Data records:
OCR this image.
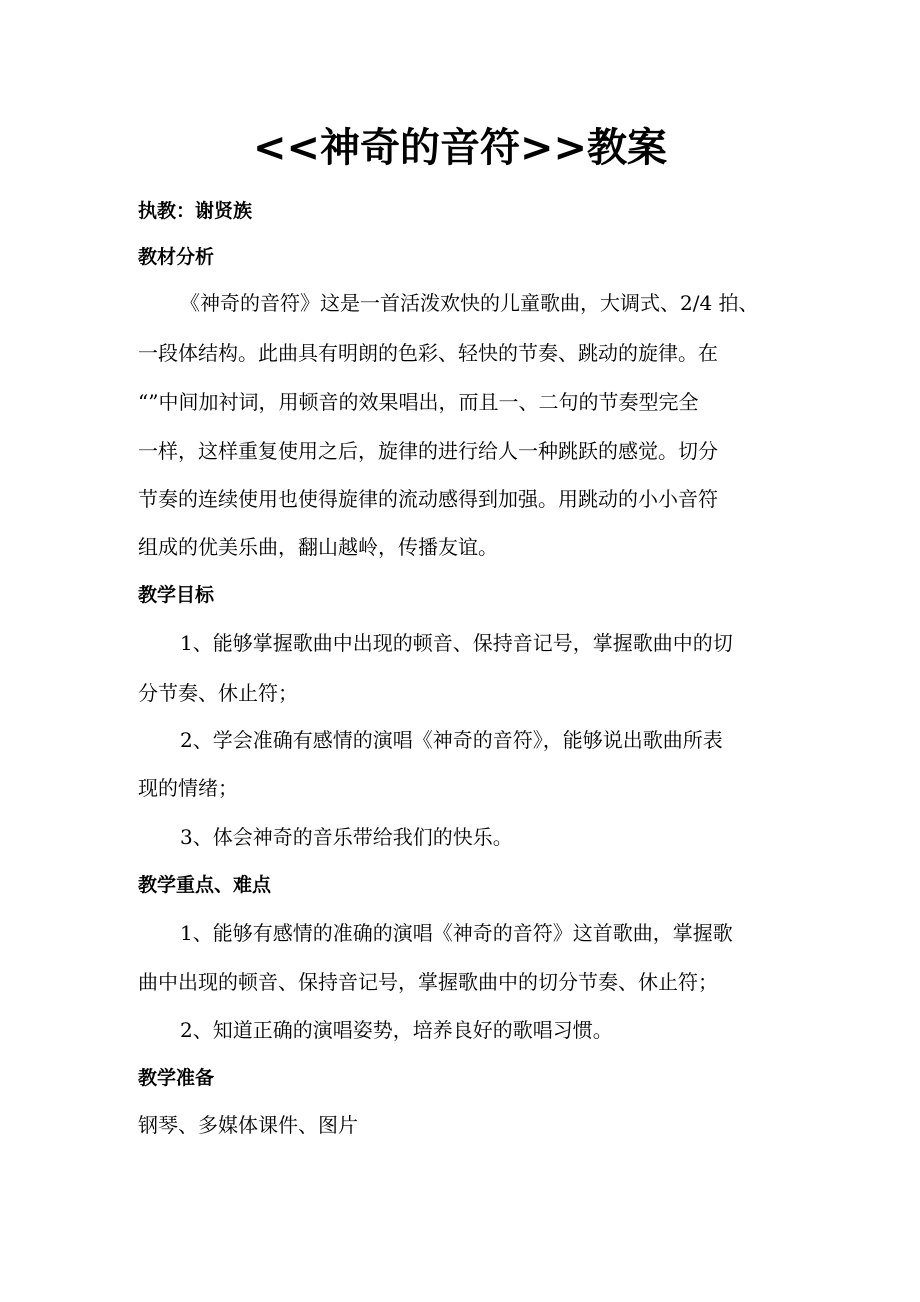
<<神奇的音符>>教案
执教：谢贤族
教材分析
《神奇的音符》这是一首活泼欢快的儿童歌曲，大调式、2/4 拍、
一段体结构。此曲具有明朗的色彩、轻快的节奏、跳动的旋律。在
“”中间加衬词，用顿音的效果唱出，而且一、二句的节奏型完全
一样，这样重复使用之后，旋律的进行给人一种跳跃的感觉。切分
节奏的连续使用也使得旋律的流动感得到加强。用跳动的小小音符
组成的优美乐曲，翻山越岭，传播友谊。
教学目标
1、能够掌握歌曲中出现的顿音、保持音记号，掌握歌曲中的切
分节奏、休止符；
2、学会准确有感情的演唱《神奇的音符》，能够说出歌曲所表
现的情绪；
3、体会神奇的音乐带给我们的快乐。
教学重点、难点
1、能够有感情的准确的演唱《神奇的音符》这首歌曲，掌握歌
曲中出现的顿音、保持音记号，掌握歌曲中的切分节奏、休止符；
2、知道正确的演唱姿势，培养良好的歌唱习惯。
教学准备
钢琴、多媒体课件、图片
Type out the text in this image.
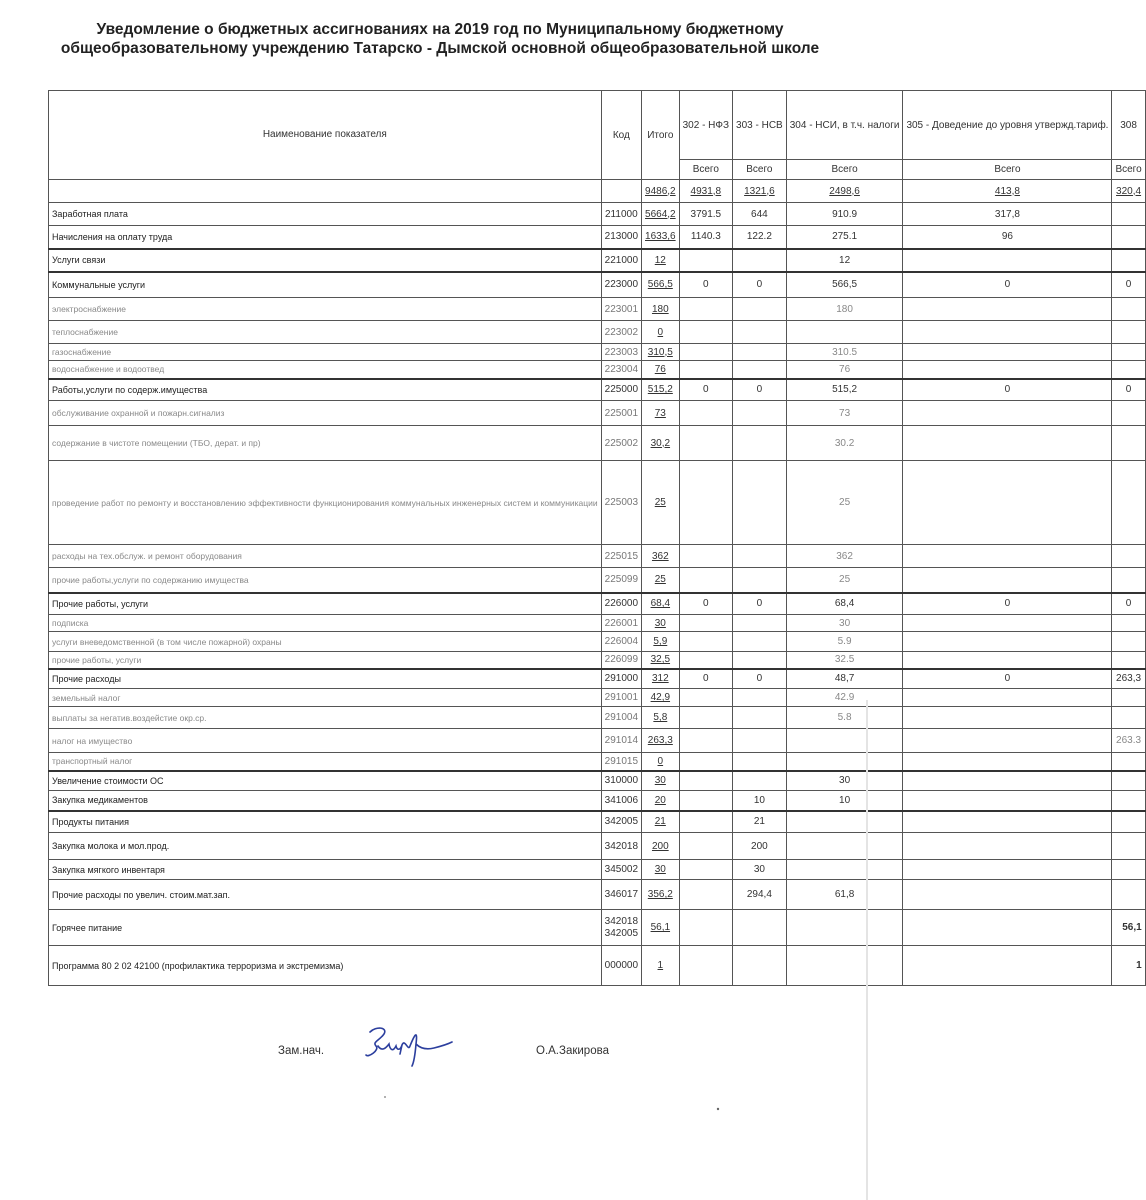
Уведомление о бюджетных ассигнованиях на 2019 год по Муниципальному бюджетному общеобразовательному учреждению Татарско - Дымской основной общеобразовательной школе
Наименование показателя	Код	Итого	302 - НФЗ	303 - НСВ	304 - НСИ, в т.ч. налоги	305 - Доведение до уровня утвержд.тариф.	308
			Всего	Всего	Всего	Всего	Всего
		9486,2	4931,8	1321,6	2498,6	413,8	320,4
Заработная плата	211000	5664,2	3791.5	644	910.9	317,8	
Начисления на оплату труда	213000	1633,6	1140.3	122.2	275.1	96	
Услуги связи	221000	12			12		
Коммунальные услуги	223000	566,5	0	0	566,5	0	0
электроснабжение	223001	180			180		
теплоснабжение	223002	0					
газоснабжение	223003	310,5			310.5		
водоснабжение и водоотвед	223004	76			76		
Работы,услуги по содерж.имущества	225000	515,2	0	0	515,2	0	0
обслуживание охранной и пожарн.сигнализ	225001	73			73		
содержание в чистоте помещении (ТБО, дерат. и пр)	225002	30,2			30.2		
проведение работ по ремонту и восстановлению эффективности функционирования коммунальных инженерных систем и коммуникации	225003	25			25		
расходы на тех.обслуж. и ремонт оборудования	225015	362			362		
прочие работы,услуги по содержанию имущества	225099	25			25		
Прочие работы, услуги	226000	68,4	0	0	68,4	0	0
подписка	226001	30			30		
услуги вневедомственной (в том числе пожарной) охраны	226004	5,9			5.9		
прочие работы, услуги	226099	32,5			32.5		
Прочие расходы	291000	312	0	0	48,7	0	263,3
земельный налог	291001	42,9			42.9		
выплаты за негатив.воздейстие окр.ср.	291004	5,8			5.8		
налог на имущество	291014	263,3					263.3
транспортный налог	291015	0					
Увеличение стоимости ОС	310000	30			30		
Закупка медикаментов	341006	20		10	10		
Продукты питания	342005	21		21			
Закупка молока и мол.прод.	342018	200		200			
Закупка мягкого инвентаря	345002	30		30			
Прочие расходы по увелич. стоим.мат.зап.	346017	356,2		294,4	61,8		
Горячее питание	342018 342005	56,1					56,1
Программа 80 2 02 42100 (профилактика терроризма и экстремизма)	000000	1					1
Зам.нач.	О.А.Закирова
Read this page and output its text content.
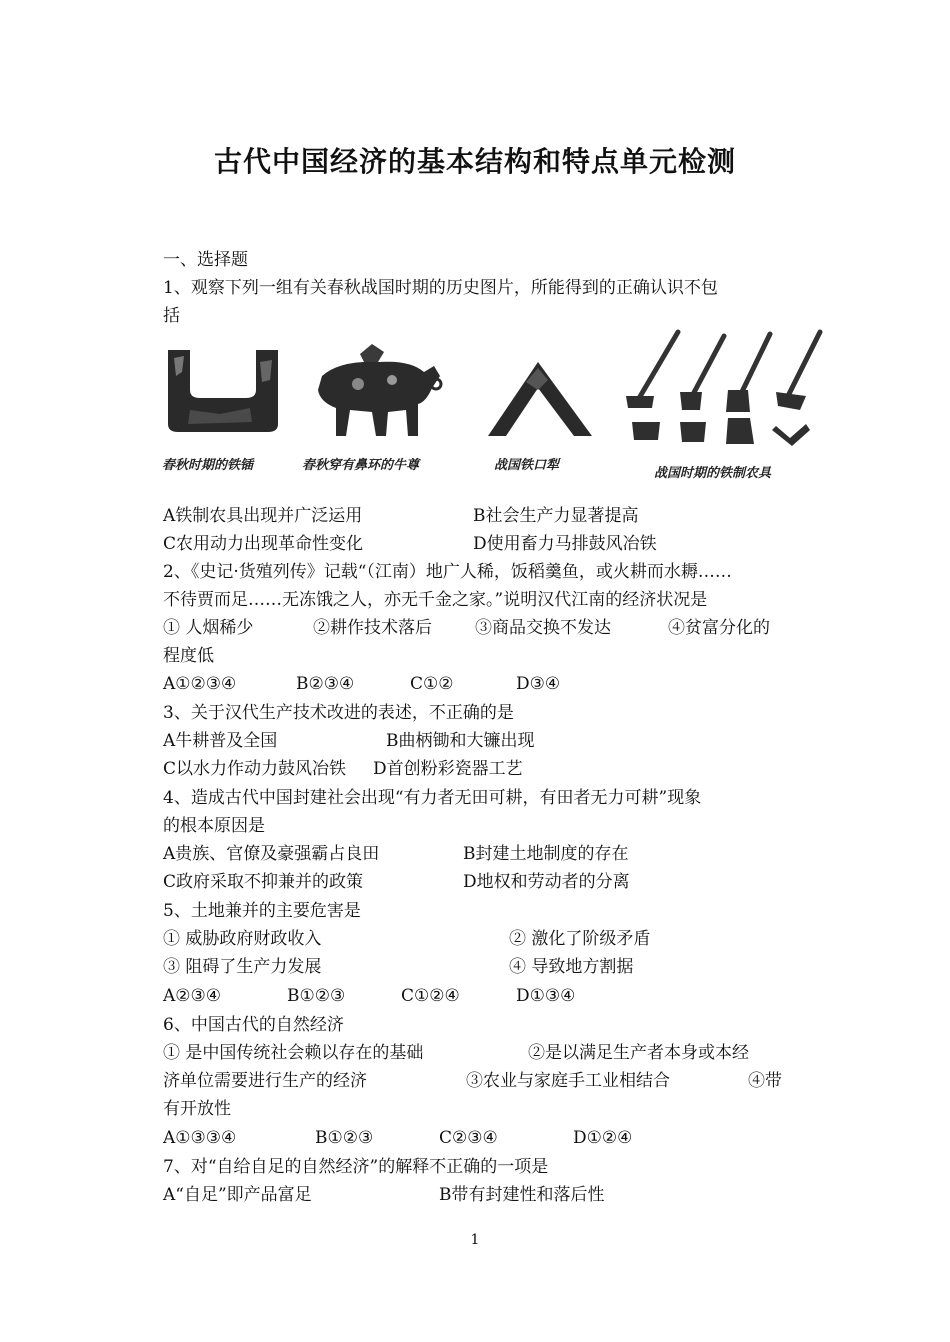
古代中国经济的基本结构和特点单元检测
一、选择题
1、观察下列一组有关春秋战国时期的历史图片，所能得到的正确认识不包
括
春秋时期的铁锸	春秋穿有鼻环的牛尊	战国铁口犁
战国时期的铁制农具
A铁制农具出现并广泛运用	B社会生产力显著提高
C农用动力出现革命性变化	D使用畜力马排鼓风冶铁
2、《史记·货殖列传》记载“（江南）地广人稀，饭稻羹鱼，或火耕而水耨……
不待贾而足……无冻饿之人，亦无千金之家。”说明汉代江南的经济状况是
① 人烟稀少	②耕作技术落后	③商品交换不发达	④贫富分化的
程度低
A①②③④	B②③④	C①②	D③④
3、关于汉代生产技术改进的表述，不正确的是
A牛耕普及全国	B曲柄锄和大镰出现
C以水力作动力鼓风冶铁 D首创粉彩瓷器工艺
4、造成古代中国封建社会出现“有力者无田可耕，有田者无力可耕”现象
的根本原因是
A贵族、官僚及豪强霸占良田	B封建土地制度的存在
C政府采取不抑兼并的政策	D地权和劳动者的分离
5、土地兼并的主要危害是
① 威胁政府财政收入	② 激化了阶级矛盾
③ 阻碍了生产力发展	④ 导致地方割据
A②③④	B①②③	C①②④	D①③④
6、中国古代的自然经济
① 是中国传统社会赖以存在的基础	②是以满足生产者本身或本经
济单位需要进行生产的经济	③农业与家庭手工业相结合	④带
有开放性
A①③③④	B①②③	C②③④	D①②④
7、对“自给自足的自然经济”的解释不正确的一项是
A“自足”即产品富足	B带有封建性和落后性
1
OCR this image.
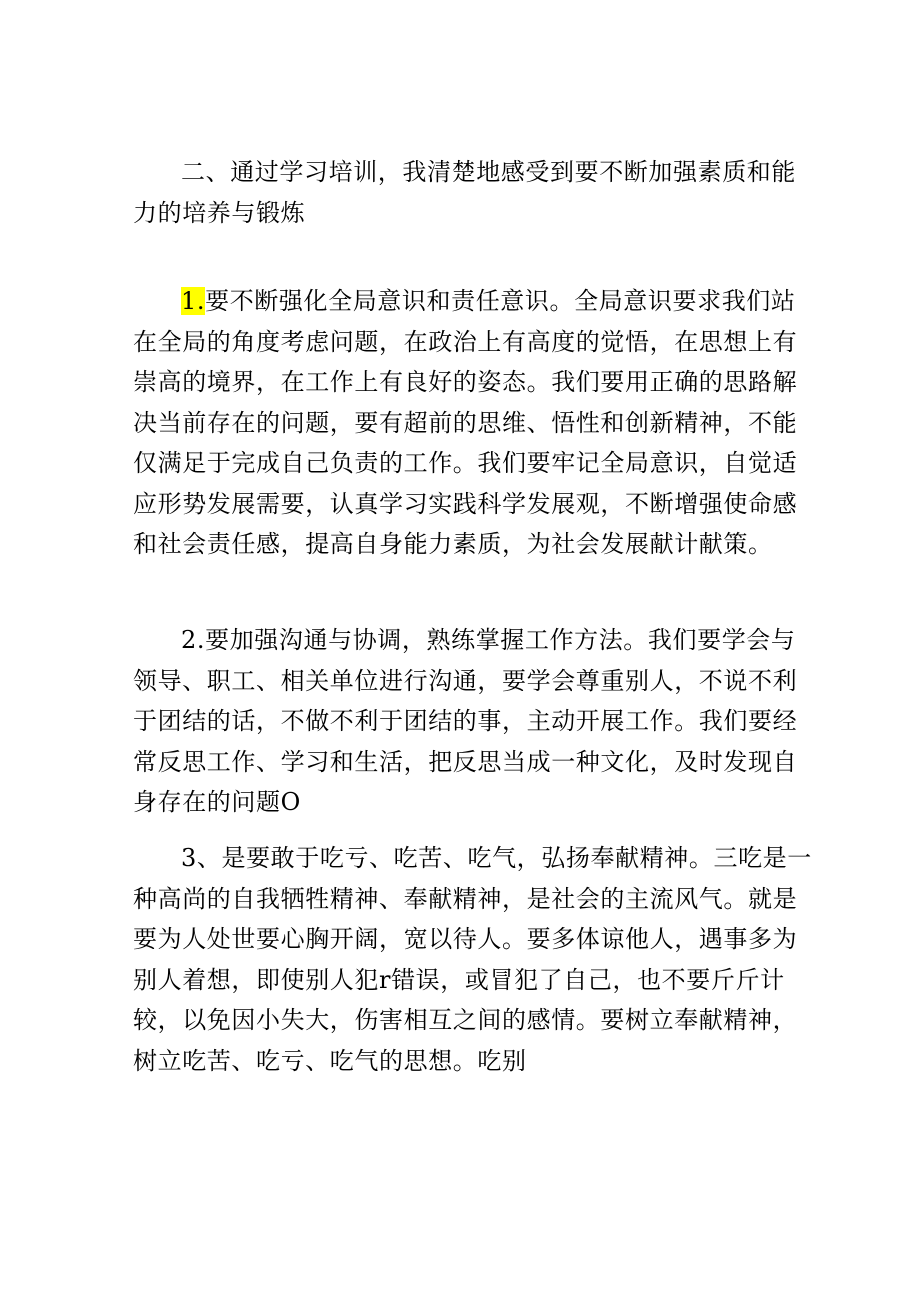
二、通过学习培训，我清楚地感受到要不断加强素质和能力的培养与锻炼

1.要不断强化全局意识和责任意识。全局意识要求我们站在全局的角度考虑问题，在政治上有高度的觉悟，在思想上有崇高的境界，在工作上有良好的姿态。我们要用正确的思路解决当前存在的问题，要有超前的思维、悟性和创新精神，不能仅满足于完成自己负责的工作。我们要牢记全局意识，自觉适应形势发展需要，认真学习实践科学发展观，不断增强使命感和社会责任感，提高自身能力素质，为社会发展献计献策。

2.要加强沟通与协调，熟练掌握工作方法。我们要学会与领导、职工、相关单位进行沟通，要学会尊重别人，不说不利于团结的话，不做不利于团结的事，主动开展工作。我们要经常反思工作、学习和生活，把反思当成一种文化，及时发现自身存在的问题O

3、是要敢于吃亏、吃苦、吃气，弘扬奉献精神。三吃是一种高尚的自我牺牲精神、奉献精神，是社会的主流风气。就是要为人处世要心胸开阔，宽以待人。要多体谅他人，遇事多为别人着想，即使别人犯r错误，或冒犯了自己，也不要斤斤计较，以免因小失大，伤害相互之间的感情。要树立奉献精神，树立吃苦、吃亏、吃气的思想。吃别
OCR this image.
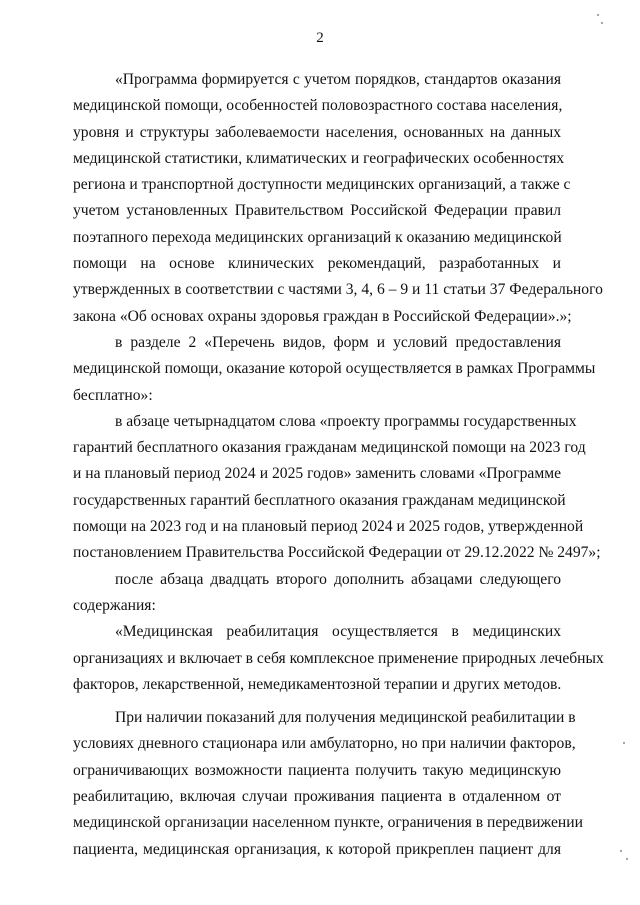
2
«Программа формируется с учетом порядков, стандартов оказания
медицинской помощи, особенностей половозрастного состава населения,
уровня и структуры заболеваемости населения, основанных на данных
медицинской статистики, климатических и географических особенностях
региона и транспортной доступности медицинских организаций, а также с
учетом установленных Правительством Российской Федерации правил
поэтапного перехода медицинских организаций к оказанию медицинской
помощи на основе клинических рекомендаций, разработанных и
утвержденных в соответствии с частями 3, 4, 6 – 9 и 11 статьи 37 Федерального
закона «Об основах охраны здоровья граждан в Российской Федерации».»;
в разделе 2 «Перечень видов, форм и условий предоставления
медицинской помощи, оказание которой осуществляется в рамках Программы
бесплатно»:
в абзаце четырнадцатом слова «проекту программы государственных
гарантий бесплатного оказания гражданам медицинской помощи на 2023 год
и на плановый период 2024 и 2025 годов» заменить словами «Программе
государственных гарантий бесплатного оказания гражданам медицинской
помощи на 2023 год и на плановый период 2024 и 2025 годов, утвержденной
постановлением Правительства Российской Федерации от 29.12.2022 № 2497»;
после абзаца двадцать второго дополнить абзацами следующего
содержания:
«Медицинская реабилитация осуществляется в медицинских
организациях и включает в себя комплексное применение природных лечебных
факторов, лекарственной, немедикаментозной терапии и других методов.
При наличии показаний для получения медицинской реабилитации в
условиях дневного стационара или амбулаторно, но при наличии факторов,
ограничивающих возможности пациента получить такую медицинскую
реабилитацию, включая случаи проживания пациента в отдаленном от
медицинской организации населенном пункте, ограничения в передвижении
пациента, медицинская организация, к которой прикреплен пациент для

| STATED EXERCISE |
Pick each line holding the word "гарантий" out of the data and copy it.

| RESPONSE TO THIS TASK |
гарантий бесплатного оказания гражданам медицинской помощи на 2023 год
государственных гарантий бесплатного оказания гражданам медицинской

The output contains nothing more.